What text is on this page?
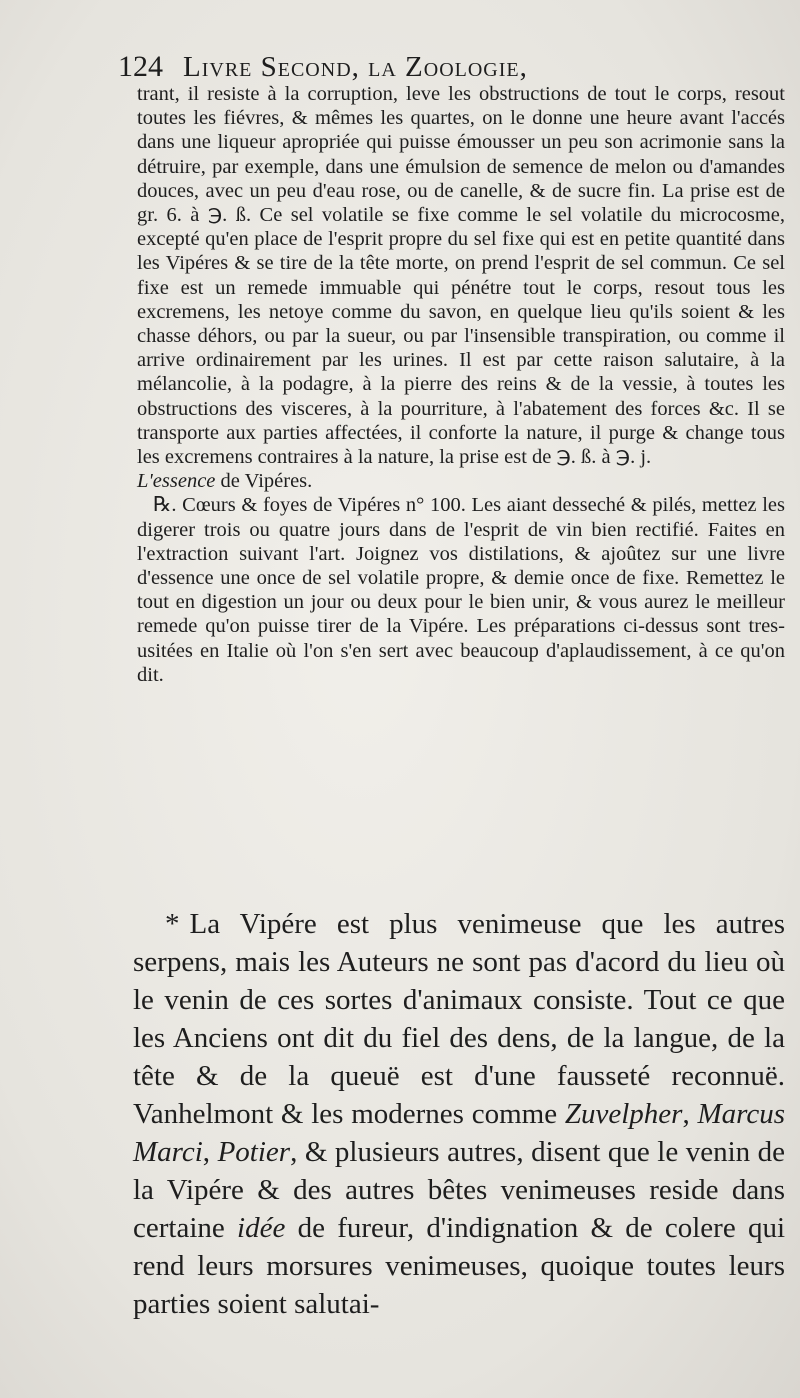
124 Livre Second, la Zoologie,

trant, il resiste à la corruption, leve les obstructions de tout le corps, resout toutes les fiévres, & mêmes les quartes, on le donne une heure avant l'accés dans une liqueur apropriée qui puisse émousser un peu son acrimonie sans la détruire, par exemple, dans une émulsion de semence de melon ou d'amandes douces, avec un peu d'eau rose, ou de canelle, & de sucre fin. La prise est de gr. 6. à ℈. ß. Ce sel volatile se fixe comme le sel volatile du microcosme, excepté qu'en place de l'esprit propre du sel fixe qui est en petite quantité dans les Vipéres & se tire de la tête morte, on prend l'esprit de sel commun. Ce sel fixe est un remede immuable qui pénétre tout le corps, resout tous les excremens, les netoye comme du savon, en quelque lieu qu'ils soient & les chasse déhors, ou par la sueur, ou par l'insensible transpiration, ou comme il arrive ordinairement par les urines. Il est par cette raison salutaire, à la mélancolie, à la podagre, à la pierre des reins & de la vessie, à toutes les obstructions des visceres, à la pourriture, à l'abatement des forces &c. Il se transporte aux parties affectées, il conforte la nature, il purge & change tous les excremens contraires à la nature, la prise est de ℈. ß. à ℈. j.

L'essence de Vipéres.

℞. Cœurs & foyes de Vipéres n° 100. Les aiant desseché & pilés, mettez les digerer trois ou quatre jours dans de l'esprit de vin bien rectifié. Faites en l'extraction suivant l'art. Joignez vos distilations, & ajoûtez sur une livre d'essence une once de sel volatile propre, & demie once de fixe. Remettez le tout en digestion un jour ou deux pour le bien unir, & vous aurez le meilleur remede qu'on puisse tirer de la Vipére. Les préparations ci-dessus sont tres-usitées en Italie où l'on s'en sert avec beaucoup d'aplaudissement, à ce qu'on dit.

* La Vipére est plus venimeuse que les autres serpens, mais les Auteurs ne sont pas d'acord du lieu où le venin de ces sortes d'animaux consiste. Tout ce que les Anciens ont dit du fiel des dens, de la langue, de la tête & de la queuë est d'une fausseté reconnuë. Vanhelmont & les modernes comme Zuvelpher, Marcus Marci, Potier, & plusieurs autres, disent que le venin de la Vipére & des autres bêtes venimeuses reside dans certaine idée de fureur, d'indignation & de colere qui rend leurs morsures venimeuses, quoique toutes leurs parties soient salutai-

▶ [Instructions to follow] In the listing, find every line containing the word "essence" and list it.

▶ [Complete answer]
L'essence de Vipéres.
℞. Cœurs & foyes de Vipéres n° 100. Les aiant desseché & pilés, mettez les digerer trois ou quatre jours dans de l'esprit de vin bien rectifié. Faites en l'extraction suivant l'art. Joignez vos distilations, & ajoûtez sur une livre d'essence une once de sel volatile propre, & demie once de fixe. Remettez le tout en digestion un jour ou deux pour le bien unir, & vous aurez le meilleur remede qu'on puisse tirer de la Vipére. Les préparations ci-dessus sont tres-usitées en Italie où l'on s'en sert avec beaucoup d'aplaudissement, à ce qu'on dit.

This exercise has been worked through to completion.